• TASK DESCRIPTION: Write out the listing below again, precisely as it is given.

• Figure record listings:
......

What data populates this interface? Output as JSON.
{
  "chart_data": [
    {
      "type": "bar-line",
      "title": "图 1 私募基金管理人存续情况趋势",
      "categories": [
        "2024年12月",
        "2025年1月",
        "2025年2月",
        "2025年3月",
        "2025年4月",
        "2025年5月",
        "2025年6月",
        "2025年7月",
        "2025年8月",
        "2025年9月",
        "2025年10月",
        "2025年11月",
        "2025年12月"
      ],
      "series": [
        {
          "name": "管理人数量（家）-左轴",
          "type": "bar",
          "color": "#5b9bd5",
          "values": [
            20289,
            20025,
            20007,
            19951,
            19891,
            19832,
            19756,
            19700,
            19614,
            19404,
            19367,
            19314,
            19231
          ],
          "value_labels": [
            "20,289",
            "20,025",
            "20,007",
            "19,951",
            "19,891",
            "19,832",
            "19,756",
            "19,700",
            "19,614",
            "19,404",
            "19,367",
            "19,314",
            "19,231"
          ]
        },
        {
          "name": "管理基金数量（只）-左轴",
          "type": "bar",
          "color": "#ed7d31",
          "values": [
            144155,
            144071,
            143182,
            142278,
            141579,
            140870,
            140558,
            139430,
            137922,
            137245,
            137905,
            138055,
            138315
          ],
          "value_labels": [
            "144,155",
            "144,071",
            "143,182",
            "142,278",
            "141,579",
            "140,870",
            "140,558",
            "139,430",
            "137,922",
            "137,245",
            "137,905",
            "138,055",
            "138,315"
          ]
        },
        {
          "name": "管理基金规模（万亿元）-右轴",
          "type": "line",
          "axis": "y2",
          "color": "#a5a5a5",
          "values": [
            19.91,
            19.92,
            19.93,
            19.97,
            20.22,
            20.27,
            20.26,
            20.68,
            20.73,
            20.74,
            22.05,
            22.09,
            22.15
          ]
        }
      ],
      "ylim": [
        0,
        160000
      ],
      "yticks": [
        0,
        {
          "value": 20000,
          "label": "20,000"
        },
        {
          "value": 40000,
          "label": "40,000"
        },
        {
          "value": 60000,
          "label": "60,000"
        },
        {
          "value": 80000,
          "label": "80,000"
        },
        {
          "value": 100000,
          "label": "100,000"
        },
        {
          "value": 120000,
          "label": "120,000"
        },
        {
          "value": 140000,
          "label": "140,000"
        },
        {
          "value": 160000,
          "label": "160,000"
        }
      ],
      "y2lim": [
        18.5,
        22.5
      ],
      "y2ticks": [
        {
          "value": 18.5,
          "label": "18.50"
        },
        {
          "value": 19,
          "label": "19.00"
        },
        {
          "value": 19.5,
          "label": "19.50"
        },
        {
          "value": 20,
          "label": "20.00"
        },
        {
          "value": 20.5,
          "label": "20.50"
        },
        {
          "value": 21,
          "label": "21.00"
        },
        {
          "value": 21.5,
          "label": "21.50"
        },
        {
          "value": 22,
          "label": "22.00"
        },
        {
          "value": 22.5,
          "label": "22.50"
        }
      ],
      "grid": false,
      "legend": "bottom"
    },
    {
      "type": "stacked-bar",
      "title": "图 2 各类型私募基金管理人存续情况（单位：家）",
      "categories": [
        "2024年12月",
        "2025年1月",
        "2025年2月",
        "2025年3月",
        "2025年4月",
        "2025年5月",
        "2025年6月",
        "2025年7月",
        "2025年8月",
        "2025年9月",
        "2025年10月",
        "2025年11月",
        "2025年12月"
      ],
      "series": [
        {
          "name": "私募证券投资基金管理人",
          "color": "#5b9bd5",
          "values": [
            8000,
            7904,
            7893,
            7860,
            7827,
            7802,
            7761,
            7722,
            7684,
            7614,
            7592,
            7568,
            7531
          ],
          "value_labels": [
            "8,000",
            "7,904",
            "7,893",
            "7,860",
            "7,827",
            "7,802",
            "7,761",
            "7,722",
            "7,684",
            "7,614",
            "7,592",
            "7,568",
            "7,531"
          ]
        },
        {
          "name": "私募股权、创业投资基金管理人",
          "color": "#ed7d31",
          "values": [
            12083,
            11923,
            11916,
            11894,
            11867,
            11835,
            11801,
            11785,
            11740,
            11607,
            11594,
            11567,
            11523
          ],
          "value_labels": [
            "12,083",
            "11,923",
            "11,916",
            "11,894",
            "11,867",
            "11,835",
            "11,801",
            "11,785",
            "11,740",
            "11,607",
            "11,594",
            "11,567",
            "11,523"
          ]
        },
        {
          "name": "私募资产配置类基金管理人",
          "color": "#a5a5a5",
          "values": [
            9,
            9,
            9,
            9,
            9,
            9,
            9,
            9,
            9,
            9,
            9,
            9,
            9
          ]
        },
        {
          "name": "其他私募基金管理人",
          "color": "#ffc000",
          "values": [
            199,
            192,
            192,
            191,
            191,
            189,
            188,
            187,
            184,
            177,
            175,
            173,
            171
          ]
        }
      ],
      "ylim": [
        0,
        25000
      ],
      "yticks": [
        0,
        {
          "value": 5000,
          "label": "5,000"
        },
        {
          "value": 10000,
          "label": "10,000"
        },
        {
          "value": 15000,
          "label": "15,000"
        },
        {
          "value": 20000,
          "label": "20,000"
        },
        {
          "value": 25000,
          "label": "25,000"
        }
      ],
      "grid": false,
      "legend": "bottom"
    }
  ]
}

......

• ANSWER BELOW:
What data populates this interface? Output as JSON.
{
  "chart_data": [
    {
      "type": "bar-line",
      "title": "图 1 私募基金管理人存续情况趋势",
      "categories": [
        "2024年12月",
        "2025年1月",
        "2025年2月",
        "2025年3月",
        "2025年4月",
        "2025年5月",
        "2025年6月",
        "2025年7月",
        "2025年8月",
        "2025年9月",
        "2025年10月",
        "2025年11月",
        "2025年12月"
      ],
      "series": [
        {
          "name": "管理人数量（家）-左轴",
          "type": "bar",
          "color": "#5b9bd5",
          "values": [
            20289,
            20025,
            20007,
            19951,
            19891,
            19832,
            19756,
            19700,
            19614,
            19404,
            19367,
            19314,
            19231
          ],
          "value_labels": [
            "20,289",
            "20,025",
            "20,007",
            "19,951",
            "19,891",
            "19,832",
            "19,756",
            "19,700",
            "19,614",
            "19,404",
            "19,367",
            "19,314",
            "19,231"
          ]
        },
        {
          "name": "管理基金数量（只）-左轴",
          "type": "bar",
          "color": "#ed7d31",
          "values": [
            144155,
            144071,
            143182,
            142278,
            141579,
            140870,
            140558,
            139430,
            137922,
            137245,
            137905,
            138055,
            138315
          ],
          "value_labels": [
            "144,155",
            "144,071",
            "143,182",
            "142,278",
            "141,579",
            "140,870",
            "140,558",
            "139,430",
            "137,922",
            "137,245",
            "137,905",
            "138,055",
            "138,315"
          ]
        },
        {
          "name": "管理基金规模（万亿元）-右轴",
          "type": "line",
          "axis": "y2",
          "color": "#a5a5a5",
          "values": [
            19.91,
            19.92,
            19.93,
            19.97,
            20.22,
            20.27,
            20.26,
            20.68,
            20.73,
            20.74,
            22.05,
            22.09,
            22.15
          ]
        }
      ],
      "ylim": [
        0,
        160000
      ],
      "yticks": [
        0,
        {
          "value": 20000,
          "label": "20,000"
        },
        {
          "value": 40000,
          "label": "40,000"
        },
        {
          "value": 60000,
          "label": "60,000"
        },
        {
          "value": 80000,
          "label": "80,000"
        },
        {
          "value": 100000,
          "label": "100,000"
        },
        {
          "value": 120000,
          "label": "120,000"
        },
        {
          "value": 140000,
          "label": "140,000"
        },
        {
          "value": 160000,
          "label": "160,000"
        }
      ],
      "y2lim": [
        18.5,
        22.5
      ],
      "y2ticks": [
        {
          "value": 18.5,
          "label": "18.50"
        },
        {
          "value": 19,
          "label": "19.00"
        },
        {
          "value": 19.5,
          "label": "19.50"
        },
        {
          "value": 20,
          "label": "20.00"
        },
        {
          "value": 20.5,
          "label": "20.50"
        },
        {
          "value": 21,
          "label": "21.00"
        },
        {
          "value": 21.5,
          "label": "21.50"
        },
        {
          "value": 22,
          "label": "22.00"
        },
        {
          "value": 22.5,
          "label": "22.50"
        }
      ],
      "grid": false,
      "legend": "bottom"
    },
    {
      "type": "stacked-bar",
      "title": "图 2 各类型私募基金管理人存续情况（单位：家）",
      "categories": [
        "2024年12月",
        "2025年1月",
        "2025年2月",
        "2025年3月",
        "2025年4月",
        "2025年5月",
        "2025年6月",
        "2025年7月",
        "2025年8月",
        "2025年9月",
        "2025年10月",
        "2025年11月",
        "2025年12月"
      ],
      "series": [
        {
          "name": "私募证券投资基金管理人",
          "color": "#5b9bd5",
          "values": [
            8000,
            7904,
            7893,
            7860,
            7827,
            7802,
            7761,
            7722,
            7684,
            7614,
            7592,
            7568,
            7531
          ],
          "value_labels": [
            "8,000",
            "7,904",
            "7,893",
            "7,860",
            "7,827",
            "7,802",
            "7,761",
            "7,722",
            "7,684",
            "7,614",
            "7,592",
            "7,568",
            "7,531"
          ]
        },
        {
          "name": "私募股权、创业投资基金管理人",
          "color": "#ed7d31",
          "values": [
            12083,
            11923,
            11916,
            11894,
            11867,
            11835,
            11801,
            11785,
            11740,
            11607,
            11594,
            11567,
            11523
          ],
          "value_labels": [
            "12,083",
            "11,923",
            "11,916",
            "11,894",
            "11,867",
            "11,835",
            "11,801",
            "11,785",
            "11,740",
            "11,607",
            "11,594",
            "11,567",
            "11,523"
          ]
        },
        {
          "name": "私募资产配置类基金管理人",
          "color": "#a5a5a5",
          "values": [
            9,
            9,
            9,
            9,
            9,
            9,
            9,
            9,
            9,
            9,
            9,
            9,
            9
          ]
        },
        {
          "name": "其他私募基金管理人",
          "color": "#ffc000",
          "values": [
            199,
            192,
            192,
            191,
            191,
            189,
            188,
            187,
            184,
            177,
            175,
            173,
            171
          ]
        }
      ],
      "ylim": [
        0,
        25000
      ],
      "yticks": [
        0,
        {
          "value": 5000,
          "label": "5,000"
        },
        {
          "value": 10000,
          "label": "10,000"
        },
        {
          "value": 15000,
          "label": "15,000"
        },
        {
          "value": 20000,
          "label": "20,000"
        },
        {
          "value": 25000,
          "label": "25,000"
        }
      ],
      "grid": false,
      "legend": "bottom"
    }
  ]
}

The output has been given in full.